>> Start Provided information

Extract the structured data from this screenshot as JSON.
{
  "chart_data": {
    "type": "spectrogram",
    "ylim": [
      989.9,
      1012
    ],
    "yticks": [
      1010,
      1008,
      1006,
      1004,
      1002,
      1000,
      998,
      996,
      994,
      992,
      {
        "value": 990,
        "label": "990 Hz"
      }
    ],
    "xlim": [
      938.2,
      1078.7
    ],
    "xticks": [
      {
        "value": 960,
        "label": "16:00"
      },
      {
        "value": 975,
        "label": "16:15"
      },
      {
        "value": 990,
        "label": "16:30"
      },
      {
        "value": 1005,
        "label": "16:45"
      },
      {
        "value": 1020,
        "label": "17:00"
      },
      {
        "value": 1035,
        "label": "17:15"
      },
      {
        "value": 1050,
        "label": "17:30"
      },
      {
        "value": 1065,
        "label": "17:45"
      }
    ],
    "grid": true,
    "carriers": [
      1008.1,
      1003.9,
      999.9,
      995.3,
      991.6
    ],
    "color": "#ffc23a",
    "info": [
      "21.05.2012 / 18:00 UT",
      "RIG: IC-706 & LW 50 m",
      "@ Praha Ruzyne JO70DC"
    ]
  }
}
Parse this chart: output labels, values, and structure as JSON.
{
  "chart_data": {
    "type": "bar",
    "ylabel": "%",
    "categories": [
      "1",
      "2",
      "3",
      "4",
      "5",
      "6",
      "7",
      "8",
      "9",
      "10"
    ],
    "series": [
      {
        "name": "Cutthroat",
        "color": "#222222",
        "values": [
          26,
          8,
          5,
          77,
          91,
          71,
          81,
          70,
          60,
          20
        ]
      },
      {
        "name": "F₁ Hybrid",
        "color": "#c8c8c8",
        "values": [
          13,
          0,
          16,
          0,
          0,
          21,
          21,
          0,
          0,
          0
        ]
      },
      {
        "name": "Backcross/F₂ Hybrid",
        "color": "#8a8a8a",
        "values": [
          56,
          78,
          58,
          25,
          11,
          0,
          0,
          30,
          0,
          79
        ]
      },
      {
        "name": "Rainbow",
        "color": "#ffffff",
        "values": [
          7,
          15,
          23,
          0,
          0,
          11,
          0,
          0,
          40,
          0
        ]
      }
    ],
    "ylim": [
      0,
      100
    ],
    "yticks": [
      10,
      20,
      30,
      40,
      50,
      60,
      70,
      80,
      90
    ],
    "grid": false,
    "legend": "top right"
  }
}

>> End Provided information

| Given request |
How many lines of these entries contain the string "JSON"? Reply with the number alone.

| Answer to this problem |
2